[Recorded data]
>> BEGIN

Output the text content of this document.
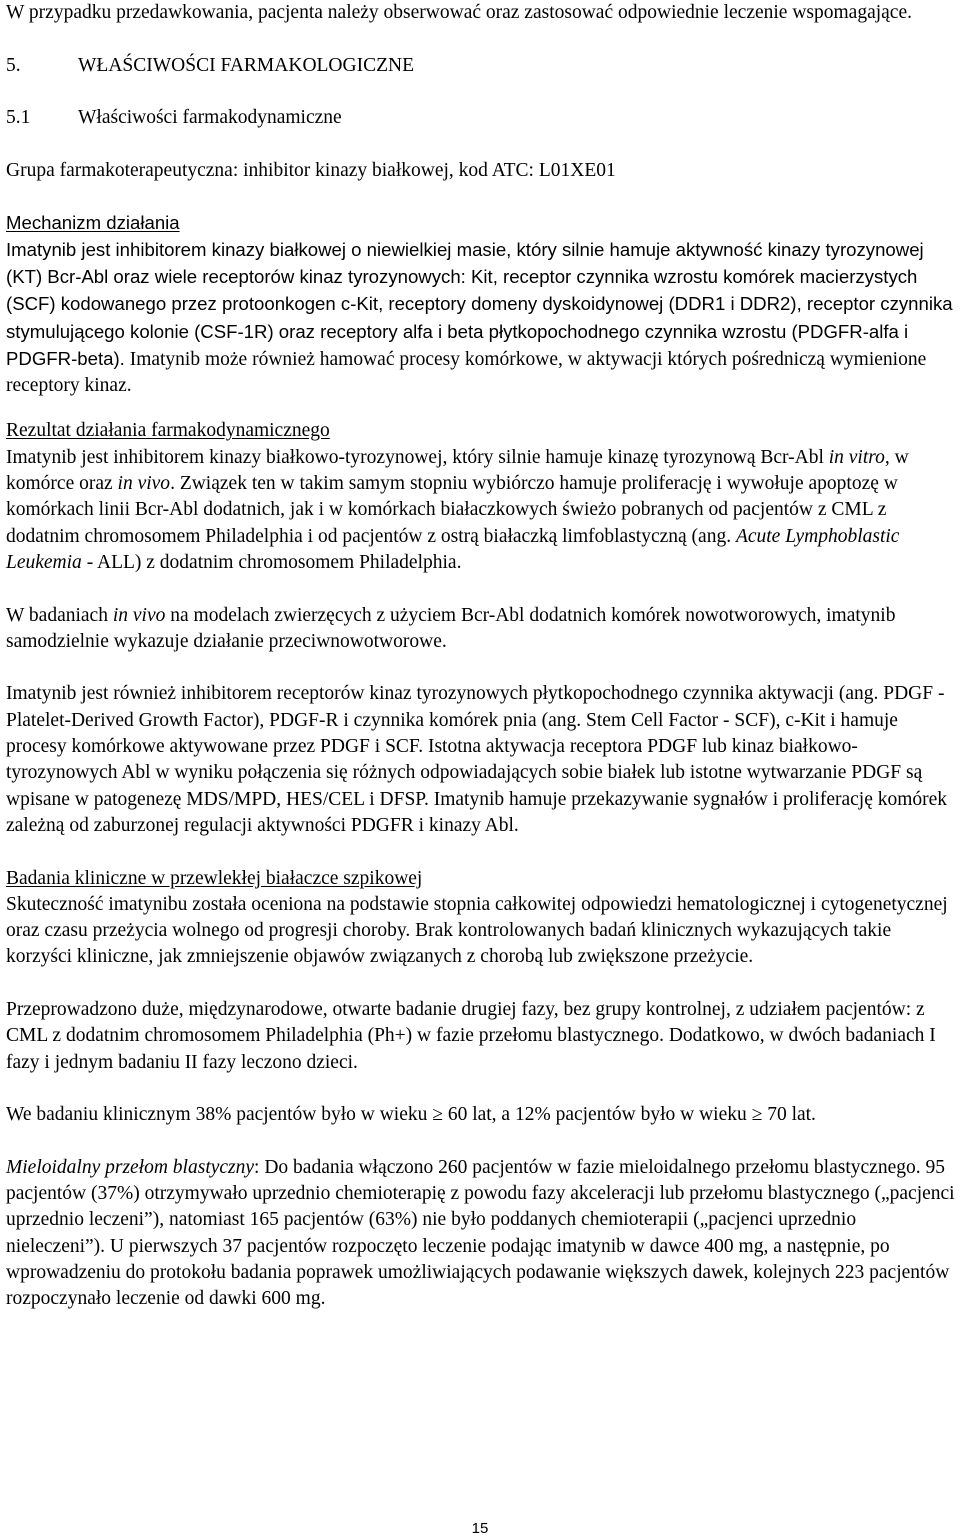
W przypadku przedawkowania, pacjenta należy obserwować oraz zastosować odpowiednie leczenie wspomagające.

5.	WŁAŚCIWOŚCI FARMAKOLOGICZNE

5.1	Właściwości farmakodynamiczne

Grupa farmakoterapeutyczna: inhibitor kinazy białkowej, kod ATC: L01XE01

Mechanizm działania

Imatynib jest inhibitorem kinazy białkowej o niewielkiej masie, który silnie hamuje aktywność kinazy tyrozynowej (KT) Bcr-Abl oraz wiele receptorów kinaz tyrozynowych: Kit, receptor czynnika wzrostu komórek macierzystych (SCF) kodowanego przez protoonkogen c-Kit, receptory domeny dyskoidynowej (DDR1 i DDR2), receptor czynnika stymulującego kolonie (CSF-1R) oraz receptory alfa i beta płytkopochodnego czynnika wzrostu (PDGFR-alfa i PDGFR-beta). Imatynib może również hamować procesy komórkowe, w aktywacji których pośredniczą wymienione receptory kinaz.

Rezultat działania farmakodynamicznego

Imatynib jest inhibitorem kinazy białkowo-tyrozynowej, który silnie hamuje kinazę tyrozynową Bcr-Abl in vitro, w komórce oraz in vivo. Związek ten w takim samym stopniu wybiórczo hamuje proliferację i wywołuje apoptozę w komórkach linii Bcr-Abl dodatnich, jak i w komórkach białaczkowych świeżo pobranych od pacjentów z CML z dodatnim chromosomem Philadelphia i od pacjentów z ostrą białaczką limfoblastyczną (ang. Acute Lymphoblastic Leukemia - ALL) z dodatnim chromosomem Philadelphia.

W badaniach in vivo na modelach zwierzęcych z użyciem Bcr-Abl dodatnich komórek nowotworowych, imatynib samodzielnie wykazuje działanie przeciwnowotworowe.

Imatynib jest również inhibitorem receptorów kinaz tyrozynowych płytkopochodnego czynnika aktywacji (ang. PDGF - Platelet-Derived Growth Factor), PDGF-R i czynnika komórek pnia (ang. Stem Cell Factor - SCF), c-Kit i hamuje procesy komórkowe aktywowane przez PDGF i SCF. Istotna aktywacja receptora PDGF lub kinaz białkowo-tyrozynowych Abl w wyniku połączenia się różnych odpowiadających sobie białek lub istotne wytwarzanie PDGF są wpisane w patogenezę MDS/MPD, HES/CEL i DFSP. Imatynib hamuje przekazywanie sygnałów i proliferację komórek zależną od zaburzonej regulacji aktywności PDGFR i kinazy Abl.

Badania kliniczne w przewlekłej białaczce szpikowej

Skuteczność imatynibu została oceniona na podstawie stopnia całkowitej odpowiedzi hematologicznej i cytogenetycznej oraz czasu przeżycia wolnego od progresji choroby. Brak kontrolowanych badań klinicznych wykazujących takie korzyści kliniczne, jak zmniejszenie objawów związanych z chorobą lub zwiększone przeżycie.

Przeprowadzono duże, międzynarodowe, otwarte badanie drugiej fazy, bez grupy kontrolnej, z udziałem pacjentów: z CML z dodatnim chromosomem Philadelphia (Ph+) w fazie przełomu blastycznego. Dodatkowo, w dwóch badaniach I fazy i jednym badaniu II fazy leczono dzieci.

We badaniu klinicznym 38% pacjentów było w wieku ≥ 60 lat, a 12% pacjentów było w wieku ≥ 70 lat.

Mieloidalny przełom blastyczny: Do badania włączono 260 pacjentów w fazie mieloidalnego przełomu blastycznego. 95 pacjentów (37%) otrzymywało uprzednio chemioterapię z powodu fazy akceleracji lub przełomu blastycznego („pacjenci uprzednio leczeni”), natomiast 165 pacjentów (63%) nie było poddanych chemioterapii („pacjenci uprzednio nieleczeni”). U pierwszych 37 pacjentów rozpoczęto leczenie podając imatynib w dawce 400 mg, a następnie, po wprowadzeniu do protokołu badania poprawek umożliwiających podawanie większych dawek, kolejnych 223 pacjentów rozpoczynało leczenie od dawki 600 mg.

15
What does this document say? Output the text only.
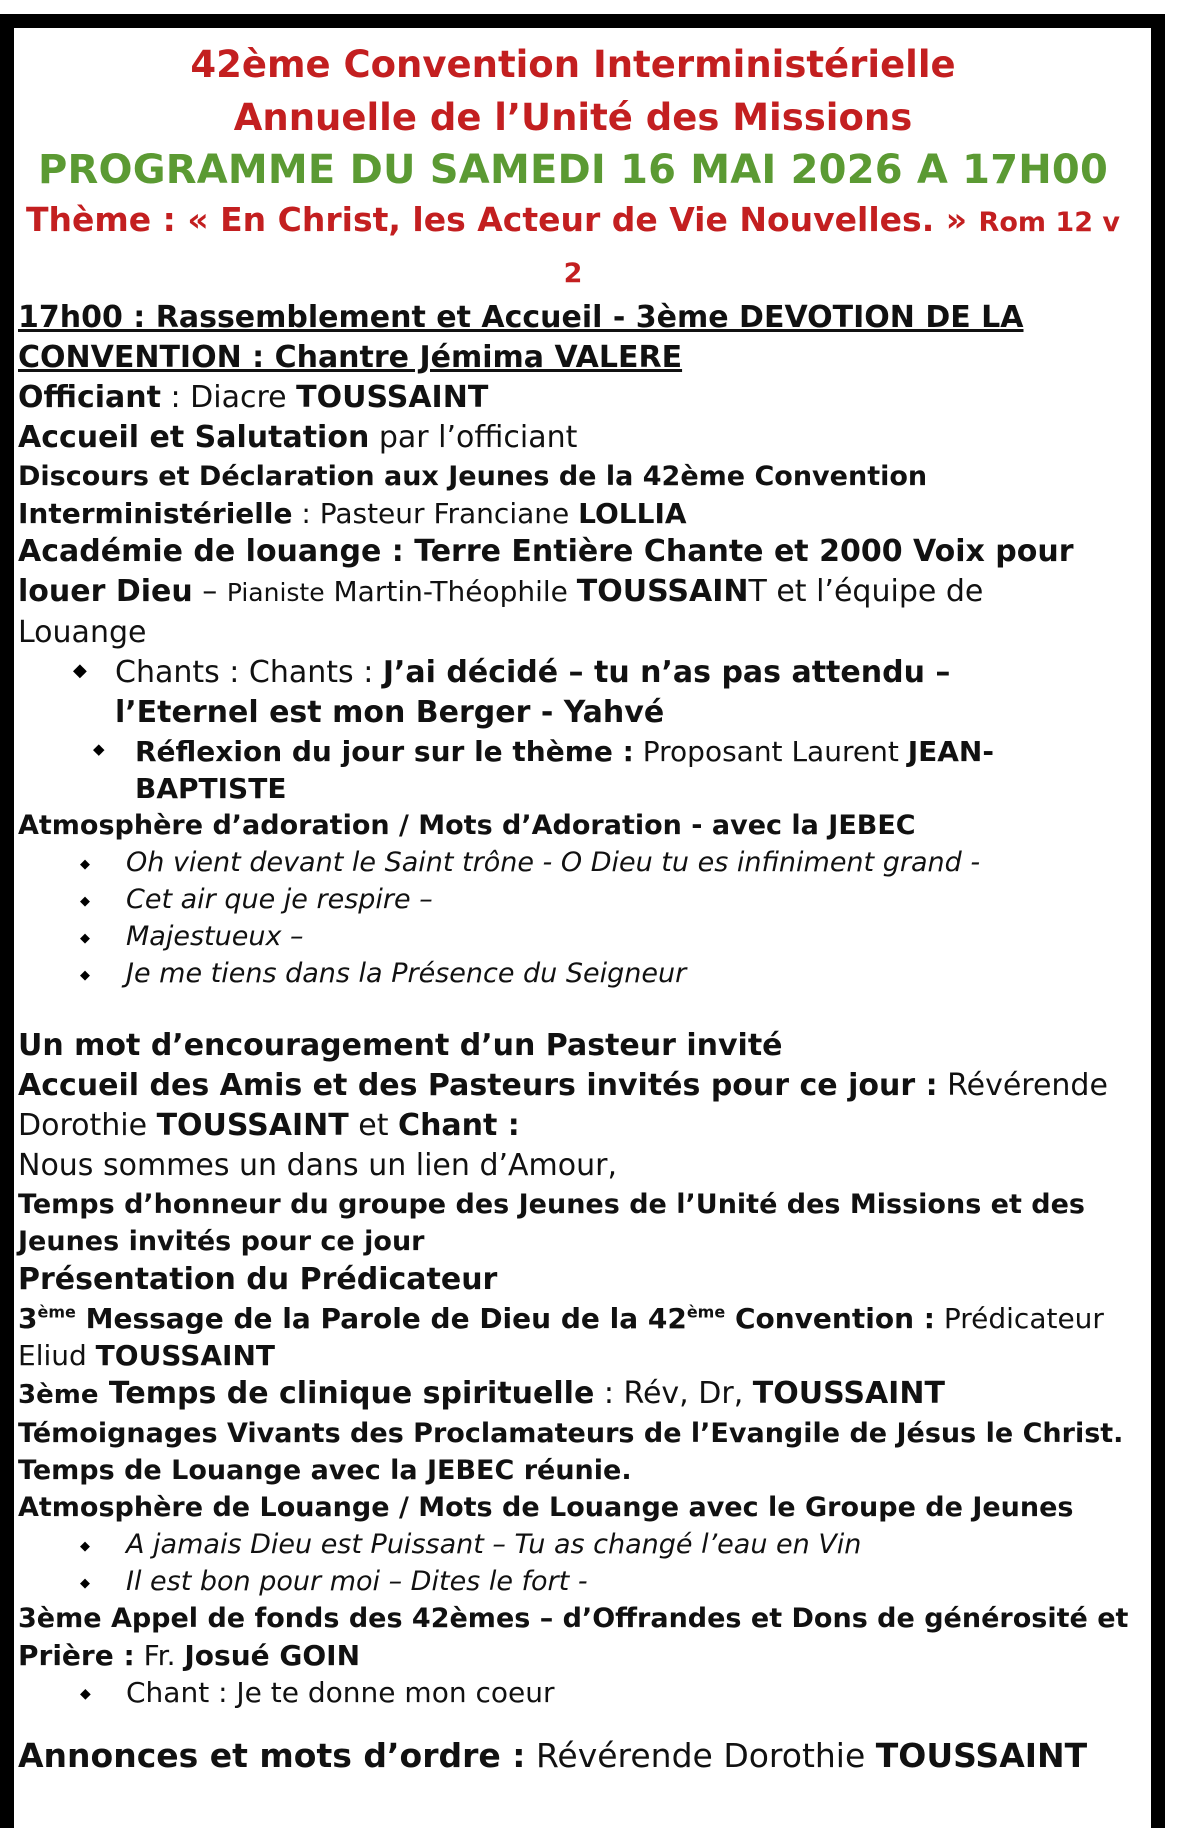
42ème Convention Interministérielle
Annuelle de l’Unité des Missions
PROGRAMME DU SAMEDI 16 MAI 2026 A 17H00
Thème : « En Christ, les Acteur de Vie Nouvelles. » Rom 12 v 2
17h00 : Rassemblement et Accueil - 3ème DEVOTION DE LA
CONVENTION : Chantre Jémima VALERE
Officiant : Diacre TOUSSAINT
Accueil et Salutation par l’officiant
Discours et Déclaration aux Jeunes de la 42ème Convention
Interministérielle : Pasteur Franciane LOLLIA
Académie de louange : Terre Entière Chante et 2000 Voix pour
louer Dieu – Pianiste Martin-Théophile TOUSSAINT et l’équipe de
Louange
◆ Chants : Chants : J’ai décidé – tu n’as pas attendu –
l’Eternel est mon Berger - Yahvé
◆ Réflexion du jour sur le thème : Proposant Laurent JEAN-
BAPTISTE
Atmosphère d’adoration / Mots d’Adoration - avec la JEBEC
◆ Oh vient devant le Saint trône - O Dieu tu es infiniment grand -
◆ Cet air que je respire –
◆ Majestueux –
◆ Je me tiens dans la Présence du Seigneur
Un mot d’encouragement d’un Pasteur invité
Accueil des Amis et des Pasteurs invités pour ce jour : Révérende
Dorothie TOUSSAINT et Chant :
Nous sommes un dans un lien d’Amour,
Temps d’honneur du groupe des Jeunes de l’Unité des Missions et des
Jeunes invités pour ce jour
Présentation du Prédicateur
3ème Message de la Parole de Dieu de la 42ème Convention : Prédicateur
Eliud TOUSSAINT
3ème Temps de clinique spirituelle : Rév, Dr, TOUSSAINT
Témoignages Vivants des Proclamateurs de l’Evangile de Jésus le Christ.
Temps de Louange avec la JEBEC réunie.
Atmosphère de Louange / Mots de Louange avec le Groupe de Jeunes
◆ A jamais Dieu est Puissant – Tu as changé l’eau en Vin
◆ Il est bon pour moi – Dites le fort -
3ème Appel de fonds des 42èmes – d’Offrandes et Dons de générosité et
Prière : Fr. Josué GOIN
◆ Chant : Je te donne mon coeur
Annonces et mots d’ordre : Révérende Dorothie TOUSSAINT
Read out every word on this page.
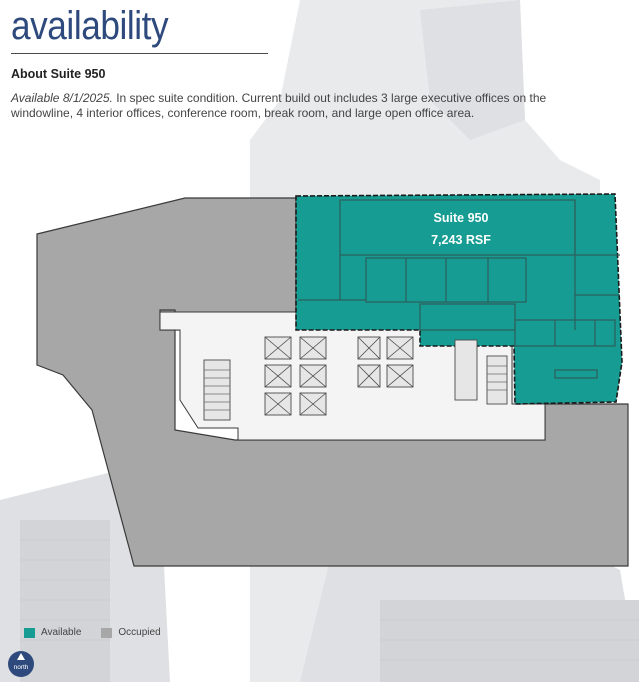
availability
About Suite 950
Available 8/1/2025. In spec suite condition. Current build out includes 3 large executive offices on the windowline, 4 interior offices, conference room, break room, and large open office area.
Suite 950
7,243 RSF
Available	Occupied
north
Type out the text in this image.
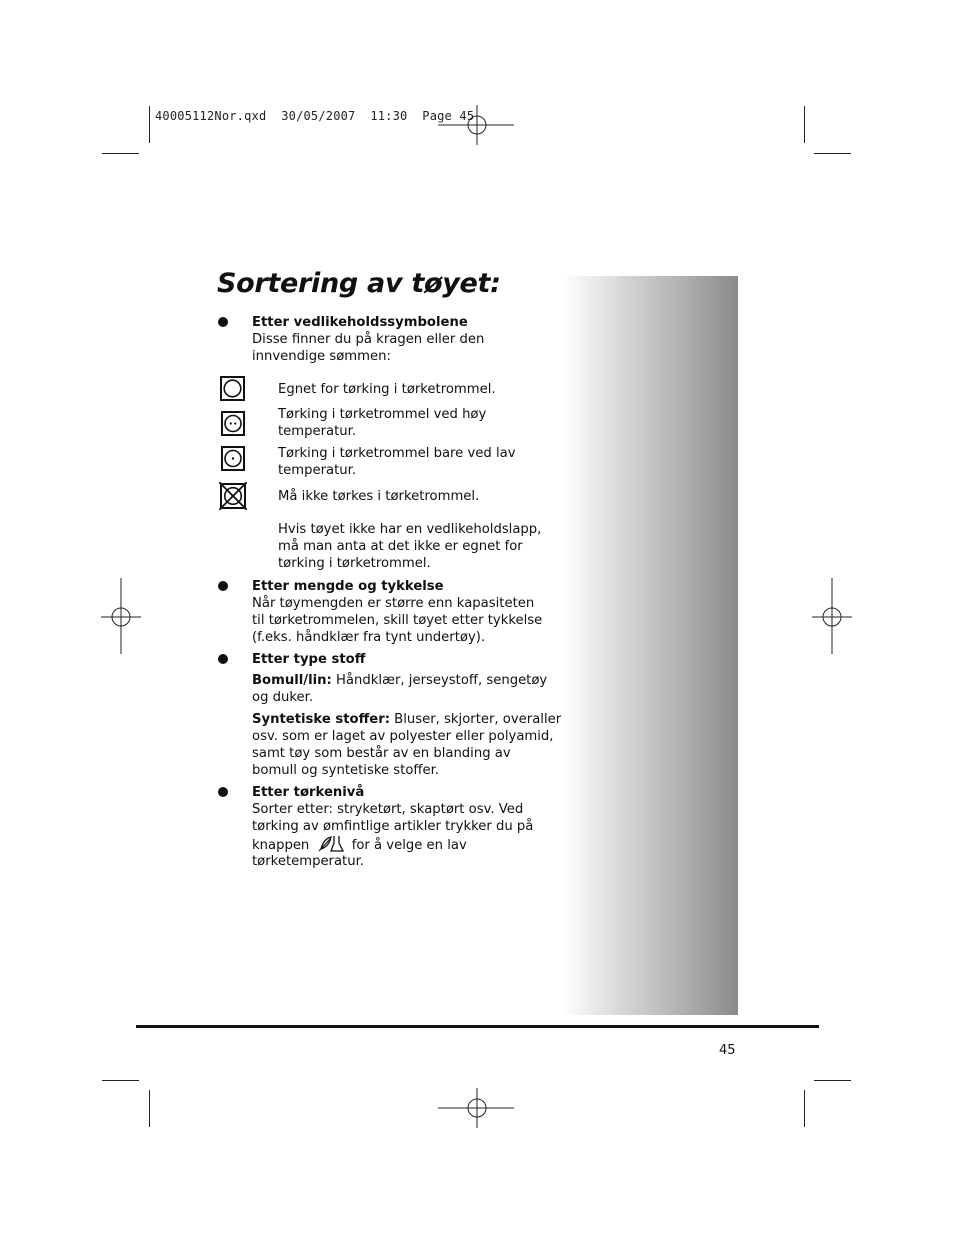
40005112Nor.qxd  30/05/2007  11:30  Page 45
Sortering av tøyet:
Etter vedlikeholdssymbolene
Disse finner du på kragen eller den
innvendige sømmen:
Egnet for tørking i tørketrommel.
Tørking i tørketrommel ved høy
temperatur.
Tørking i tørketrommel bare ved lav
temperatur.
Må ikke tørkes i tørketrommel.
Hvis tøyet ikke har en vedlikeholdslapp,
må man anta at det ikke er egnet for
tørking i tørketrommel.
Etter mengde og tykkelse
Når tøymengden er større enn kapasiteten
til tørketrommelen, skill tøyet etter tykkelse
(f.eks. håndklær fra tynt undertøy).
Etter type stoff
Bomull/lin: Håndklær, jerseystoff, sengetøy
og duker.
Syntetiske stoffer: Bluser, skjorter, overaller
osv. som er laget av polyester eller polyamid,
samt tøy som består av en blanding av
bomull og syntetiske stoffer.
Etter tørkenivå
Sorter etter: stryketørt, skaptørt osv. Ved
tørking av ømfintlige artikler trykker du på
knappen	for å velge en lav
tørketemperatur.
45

>> END

Repeat the material above in full and unchanged, minus its images.

Output the text content of this document.
W przypadku przedawkowania, pacjenta należy obserwować oraz zastosować odpowiednie leczenie wspomagające.

5.	WŁAŚCIWOŚCI FARMAKOLOGICZNE

5.1	Właściwości farmakodynamiczne

Grupa farmakoterapeutyczna: inhibitor kinazy białkowej, kod ATC: L01XE01

Mechanizm działania

Imatynib jest inhibitorem kinazy białkowej o niewielkiej masie, który silnie hamuje aktywność kinazy tyrozynowej (KT) Bcr-Abl oraz wiele receptorów kinaz tyrozynowych: Kit, receptor czynnika wzrostu komórek macierzystych (SCF) kodowanego przez protoonkogen c-Kit, receptory domeny dyskoidynowej (DDR1 i DDR2), receptor czynnika stymulującego kolonie (CSF-1R) oraz receptory alfa i beta płytkopochodnego czynnika wzrostu (PDGFR-alfa i PDGFR-beta). Imatynib może również hamować procesy komórkowe, w aktywacji których pośredniczą wymienione receptory kinaz.

Rezultat działania farmakodynamicznego

Imatynib jest inhibitorem kinazy białkowo-tyrozynowej, który silnie hamuje kinazę tyrozynową Bcr-Abl in vitro, w komórce oraz in vivo. Związek ten w takim samym stopniu wybiórczo hamuje proliferację i wywołuje apoptozę w komórkach linii Bcr-Abl dodatnich, jak i w komórkach białaczkowych świeżo pobranych od pacjentów z CML z dodatnim chromosomem Philadelphia i od pacjentów z ostrą białaczką limfoblastyczną (ang. Acute Lymphoblastic Leukemia - ALL) z dodatnim chromosomem Philadelphia.

W badaniach in vivo na modelach zwierzęcych z użyciem Bcr-Abl dodatnich komórek nowotworowych, imatynib samodzielnie wykazuje działanie przeciwnowotworowe.

Imatynib jest również inhibitorem receptorów kinaz tyrozynowych płytkopochodnego czynnika aktywacji (ang. PDGF - Platelet-Derived Growth Factor), PDGF-R i czynnika komórek pnia (ang. Stem Cell Factor - SCF), c-Kit i hamuje procesy komórkowe aktywowane przez PDGF i SCF. Istotna aktywacja receptora PDGF lub kinaz białkowo-tyrozynowych Abl w wyniku połączenia się różnych odpowiadających sobie białek lub istotne wytwarzanie PDGF są wpisane w patogenezę MDS/MPD, HES/CEL i DFSP. Imatynib hamuje przekazywanie sygnałów i proliferację komórek zależną od zaburzonej regulacji aktywności PDGFR i kinazy Abl.

Badania kliniczne w przewlekłej białaczce szpikowej

Skuteczność imatynibu została oceniona na podstawie stopnia całkowitej odpowiedzi hematologicznej i cytogenetycznej oraz czasu przeżycia wolnego od progresji choroby. Brak kontrolowanych badań klinicznych wykazujących takie korzyści kliniczne, jak zmniejszenie objawów związanych z chorobą lub zwiększone przeżycie.

Przeprowadzono duże, międzynarodowe, otwarte badanie drugiej fazy, bez grupy kontrolnej, z udziałem pacjentów: z CML z dodatnim chromosomem Philadelphia (Ph+) w fazie przełomu blastycznego. Dodatkowo, w dwóch badaniach I fazy i jednym badaniu II fazy leczono dzieci.

We badaniu klinicznym 38% pacjentów było w wieku ≥ 60 lat, a 12% pacjentów było w wieku ≥ 70 lat.

Mieloidalny przełom blastyczny: Do badania włączono 260 pacjentów w fazie mieloidalnego przełomu blastycznego. 95 pacjentów (37%) otrzymywało uprzednio chemioterapię z powodu fazy akceleracji lub przełomu blastycznego („pacjenci uprzednio leczeni”), natomiast 165 pacjentów (63%) nie było poddanych chemioterapii („pacjenci uprzednio nieleczeni”). U pierwszych 37 pacjentów rozpoczęto leczenie podając imatynib w dawce 400 mg, a następnie, po wprowadzeniu do protokołu badania poprawek umożliwiających podawanie większych dawek, kolejnych 223 pacjentów rozpoczynało leczenie od dawki 600 mg.

15
What does this document say? Output the text only.
42ème Convention Interministérielle
Annuelle de l’Unité des Missions
PROGRAMME DU SAMEDI 16 MAI 2026 A 17H00
Thème : « En Christ, les Acteur de Vie Nouvelles. » Rom 12 v 2
17h00 : Rassemblement et Accueil - 3ème DEVOTION DE LA
CONVENTION : Chantre Jémima VALERE
Officiant : Diacre TOUSSAINT
Accueil et Salutation par l’officiant
Discours et Déclaration aux Jeunes de la 42ème Convention
Interministérielle : Pasteur Franciane LOLLIA
Académie de louange : Terre Entière Chante et 2000 Voix pour
louer Dieu – Pianiste Martin-Théophile TOUSSAINT et l’équipe de
Louange
◆ Chants : Chants : J’ai décidé – tu n’as pas attendu –
l’Eternel est mon Berger - Yahvé
◆ Réflexion du jour sur le thème : Proposant Laurent JEAN-
BAPTISTE
Atmosphère d’adoration / Mots d’Adoration - avec la JEBEC
◆ Oh vient devant le Saint trône - O Dieu tu es infiniment grand -
◆ Cet air que je respire –
◆ Majestueux –
◆ Je me tiens dans la Présence du Seigneur
Un mot d’encouragement d’un Pasteur invité
Accueil des Amis et des Pasteurs invités pour ce jour : Révérende
Dorothie TOUSSAINT et Chant :
Nous sommes un dans un lien d’Amour,
Temps d’honneur du groupe des Jeunes de l’Unité des Missions et des
Jeunes invités pour ce jour
Présentation du Prédicateur
3ème Message de la Parole de Dieu de la 42ème Convention : Prédicateur
Eliud TOUSSAINT
3ème Temps de clinique spirituelle : Rév, Dr, TOUSSAINT
Témoignages Vivants des Proclamateurs de l’Evangile de Jésus le Christ.
Temps de Louange avec la JEBEC réunie.
Atmosphère de Louange / Mots de Louange avec le Groupe de Jeunes
◆ A jamais Dieu est Puissant – Tu as changé l’eau en Vin
◆ Il est bon pour moi – Dites le fort -
3ème Appel de fonds des 42èmes – d’Offrandes et Dons de générosité et
Prière : Fr. Josué GOIN
◆ Chant : Je te donne mon coeur
Annonces et mots d’ordre : Révérende Dorothie TOUSSAINT
Read out every word on this page.
availability
About Suite 950
Available 8/1/2025. In spec suite condition. Current build out includes 3 large executive offices on the windowline, 4 interior offices, conference room, break room, and large open office area.
Suite 950
7,243 RSF
Available	Occupied
north
Type out the text in this image.
40005112Nor.qxd  30/05/2007  11:30  Page 45
Sortering av tøyet:
Etter vedlikeholdssymbolene
Disse finner du på kragen eller den
innvendige sømmen:
Egnet for tørking i tørketrommel.
Tørking i tørketrommel ved høy
temperatur.
Tørking i tørketrommel bare ved lav
temperatur.
Må ikke tørkes i tørketrommel.
Hvis tøyet ikke har en vedlikeholdslapp,
må man anta at det ikke er egnet for
tørking i tørketrommel.
Etter mengde og tykkelse
Når tøymengden er større enn kapasiteten
til tørketrommelen, skill tøyet etter tykkelse
(f.eks. håndklær fra tynt undertøy).
Etter type stoff
Bomull/lin: Håndklær, jerseystoff, sengetøy
og duker.
Syntetiske stoffer: Bluser, skjorter, overaller
osv. som er laget av polyester eller polyamid,
samt tøy som består av en blanding av
bomull og syntetiske stoffer.
Etter tørkenivå
Sorter etter: stryketørt, skaptørt osv. Ved
tørking av ømfintlige artikler trykker du på
knappen	for å velge en lav
tørketemperatur.
45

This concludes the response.